WHAT THE EXERCISE ASKS
Quote, without any change, the line that contains "Extract the chart's" and all lines that follow it to the end of the data below.

++++ RECORDS SUPPLIED ++++

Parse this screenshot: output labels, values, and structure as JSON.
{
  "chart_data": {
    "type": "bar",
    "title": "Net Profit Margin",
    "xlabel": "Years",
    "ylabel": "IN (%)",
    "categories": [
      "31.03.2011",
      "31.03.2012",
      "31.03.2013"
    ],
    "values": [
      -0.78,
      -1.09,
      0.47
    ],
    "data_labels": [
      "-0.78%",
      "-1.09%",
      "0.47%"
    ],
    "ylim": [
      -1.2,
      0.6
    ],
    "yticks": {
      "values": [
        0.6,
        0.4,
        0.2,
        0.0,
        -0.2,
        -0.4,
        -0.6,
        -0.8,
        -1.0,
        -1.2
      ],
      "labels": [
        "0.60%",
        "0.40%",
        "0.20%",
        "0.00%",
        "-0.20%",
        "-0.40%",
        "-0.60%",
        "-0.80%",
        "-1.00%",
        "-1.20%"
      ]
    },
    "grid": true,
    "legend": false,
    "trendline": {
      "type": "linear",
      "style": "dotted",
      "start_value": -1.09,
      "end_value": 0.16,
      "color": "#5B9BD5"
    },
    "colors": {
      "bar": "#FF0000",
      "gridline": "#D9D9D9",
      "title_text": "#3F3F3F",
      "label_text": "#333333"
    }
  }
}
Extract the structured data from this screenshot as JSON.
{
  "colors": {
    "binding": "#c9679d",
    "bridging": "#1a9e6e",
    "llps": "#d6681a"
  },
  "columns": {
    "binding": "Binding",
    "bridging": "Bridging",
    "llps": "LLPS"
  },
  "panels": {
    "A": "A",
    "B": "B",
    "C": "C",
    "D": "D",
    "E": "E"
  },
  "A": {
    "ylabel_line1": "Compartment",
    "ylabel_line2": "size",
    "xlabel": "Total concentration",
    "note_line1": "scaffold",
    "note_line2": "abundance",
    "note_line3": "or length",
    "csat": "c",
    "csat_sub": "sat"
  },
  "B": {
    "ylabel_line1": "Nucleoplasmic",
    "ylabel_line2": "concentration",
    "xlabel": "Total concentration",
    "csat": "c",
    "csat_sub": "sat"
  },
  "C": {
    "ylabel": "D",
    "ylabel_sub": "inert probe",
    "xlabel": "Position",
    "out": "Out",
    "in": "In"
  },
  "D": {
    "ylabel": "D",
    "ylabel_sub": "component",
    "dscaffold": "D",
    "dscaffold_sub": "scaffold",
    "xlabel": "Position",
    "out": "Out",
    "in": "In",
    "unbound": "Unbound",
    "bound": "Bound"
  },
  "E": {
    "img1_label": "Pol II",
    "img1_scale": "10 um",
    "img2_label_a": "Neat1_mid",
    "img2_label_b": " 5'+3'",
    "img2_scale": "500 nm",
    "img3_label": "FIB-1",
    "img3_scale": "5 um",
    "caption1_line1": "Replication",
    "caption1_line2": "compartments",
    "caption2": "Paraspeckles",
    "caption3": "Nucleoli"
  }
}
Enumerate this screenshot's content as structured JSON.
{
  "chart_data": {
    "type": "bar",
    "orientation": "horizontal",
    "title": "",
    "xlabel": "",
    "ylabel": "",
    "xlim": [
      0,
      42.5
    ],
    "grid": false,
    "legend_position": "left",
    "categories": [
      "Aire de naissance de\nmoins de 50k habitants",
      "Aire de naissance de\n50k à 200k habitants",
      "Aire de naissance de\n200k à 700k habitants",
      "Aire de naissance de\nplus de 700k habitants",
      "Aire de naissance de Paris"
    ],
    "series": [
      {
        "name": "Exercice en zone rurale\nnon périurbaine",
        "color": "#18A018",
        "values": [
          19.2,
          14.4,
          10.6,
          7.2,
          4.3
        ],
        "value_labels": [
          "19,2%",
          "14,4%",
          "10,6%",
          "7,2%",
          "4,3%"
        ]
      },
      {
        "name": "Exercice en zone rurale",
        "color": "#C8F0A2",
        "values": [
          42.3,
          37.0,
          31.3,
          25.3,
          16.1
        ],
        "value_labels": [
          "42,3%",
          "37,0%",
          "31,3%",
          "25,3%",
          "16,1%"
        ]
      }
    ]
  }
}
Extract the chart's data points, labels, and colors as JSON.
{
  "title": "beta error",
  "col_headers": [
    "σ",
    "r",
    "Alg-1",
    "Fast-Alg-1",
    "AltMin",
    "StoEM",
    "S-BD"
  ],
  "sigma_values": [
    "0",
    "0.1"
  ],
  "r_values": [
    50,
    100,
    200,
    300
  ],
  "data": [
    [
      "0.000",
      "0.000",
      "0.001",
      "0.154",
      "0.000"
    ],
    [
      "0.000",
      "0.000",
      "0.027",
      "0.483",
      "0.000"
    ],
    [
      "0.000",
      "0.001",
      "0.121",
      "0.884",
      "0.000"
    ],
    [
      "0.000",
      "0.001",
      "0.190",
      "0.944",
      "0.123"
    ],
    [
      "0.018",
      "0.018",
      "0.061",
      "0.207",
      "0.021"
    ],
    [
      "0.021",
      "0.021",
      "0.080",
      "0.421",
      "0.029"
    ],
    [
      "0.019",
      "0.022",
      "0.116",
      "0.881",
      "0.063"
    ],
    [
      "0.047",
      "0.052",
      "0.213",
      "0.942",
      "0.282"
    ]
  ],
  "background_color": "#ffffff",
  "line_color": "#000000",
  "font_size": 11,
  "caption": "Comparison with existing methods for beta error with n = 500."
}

++++

PROBLEM SOLUTION
Extract the chart's data points, labels, and colors as JSON.
{
  "title": "beta error",
  "col_headers": [
    "σ",
    "r",
    "Alg-1",
    "Fast-Alg-1",
    "AltMin",
    "StoEM",
    "S-BD"
  ],
  "sigma_values": [
    "0",
    "0.1"
  ],
  "r_values": [
    50,
    100,
    200,
    300
  ],
  "data": [
    [
      "0.000",
      "0.000",
      "0.001",
      "0.154",
      "0.000"
    ],
    [
      "0.000",
      "0.000",
      "0.027",
      "0.483",
      "0.000"
    ],
    [
      "0.000",
      "0.001",
      "0.121",
      "0.884",
      "0.000"
    ],
    [
      "0.000",
      "0.001",
      "0.190",
      "0.944",
      "0.123"
    ],
    [
      "0.018",
      "0.018",
      "0.061",
      "0.207",
      "0.021"
    ],
    [
      "0.021",
      "0.021",
      "0.080",
      "0.421",
      "0.029"
    ],
    [
      "0.019",
      "0.022",
      "0.116",
      "0.881",
      "0.063"
    ],
    [
      "0.047",
      "0.052",
      "0.213",
      "0.942",
      "0.282"
    ]
  ],
  "background_color": "#ffffff",
  "line_color": "#000000",
  "font_size": 11,
  "caption": "Comparison with existing methods for beta error with n = 500."
}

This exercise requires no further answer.